— START OF Information supplied —

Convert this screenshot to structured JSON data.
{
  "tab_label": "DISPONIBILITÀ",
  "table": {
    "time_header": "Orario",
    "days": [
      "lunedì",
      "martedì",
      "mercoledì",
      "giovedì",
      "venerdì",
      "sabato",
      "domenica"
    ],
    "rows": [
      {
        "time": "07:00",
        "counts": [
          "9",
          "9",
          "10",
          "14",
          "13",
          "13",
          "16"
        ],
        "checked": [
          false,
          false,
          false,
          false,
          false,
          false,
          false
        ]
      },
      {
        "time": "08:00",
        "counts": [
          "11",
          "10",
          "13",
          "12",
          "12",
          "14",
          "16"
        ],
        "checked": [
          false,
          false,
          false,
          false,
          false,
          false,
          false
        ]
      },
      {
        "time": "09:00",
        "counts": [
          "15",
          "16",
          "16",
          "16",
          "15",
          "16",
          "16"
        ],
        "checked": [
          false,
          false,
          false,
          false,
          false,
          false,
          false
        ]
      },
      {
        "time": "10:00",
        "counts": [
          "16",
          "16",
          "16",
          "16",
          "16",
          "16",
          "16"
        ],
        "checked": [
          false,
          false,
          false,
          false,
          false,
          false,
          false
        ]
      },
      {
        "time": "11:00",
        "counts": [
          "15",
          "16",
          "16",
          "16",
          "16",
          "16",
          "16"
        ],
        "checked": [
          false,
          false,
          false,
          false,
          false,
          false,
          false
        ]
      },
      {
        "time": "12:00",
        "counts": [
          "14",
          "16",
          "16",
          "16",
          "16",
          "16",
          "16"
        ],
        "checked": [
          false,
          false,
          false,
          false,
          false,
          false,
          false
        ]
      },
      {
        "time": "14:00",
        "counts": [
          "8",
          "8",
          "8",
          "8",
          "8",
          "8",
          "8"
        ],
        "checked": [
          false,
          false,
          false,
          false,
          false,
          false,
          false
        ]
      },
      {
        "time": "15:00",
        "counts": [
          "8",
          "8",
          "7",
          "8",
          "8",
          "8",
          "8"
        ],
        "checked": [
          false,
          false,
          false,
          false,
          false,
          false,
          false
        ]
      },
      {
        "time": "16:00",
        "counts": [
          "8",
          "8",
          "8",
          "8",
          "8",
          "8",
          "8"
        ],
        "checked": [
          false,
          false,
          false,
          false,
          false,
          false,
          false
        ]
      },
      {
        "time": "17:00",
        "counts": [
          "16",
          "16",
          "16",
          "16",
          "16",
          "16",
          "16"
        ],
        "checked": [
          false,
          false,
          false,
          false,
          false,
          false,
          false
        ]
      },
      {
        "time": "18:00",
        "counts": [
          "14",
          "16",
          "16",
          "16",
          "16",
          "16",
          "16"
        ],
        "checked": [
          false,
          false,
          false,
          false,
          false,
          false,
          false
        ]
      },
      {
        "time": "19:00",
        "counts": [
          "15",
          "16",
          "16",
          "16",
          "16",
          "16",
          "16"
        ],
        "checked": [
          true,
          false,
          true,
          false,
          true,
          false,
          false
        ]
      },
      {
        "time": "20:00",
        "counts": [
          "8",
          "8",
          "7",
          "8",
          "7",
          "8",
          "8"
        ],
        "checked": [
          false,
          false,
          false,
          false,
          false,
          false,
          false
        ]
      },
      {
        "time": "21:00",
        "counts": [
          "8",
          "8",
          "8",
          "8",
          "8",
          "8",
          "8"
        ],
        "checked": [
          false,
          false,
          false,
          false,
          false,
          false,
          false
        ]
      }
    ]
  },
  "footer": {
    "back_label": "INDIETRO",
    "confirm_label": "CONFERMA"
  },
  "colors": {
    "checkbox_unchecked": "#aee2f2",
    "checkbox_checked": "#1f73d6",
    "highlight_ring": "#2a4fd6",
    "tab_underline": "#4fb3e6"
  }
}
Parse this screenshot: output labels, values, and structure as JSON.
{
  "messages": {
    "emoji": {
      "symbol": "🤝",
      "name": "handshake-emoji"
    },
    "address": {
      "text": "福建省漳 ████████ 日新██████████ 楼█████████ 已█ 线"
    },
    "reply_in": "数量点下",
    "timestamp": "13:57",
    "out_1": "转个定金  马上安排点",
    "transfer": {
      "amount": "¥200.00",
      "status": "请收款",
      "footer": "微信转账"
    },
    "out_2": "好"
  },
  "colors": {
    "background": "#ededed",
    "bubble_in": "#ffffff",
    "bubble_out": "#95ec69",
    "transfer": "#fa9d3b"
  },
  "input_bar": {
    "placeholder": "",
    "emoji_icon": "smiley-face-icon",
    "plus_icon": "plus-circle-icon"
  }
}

— END OF Information supplied —

Problem to solve
Return all lines containing the word "JSON".

Solution
Convert this screenshot to structured JSON data.
Parse this screenshot: output labels, values, and structure as JSON.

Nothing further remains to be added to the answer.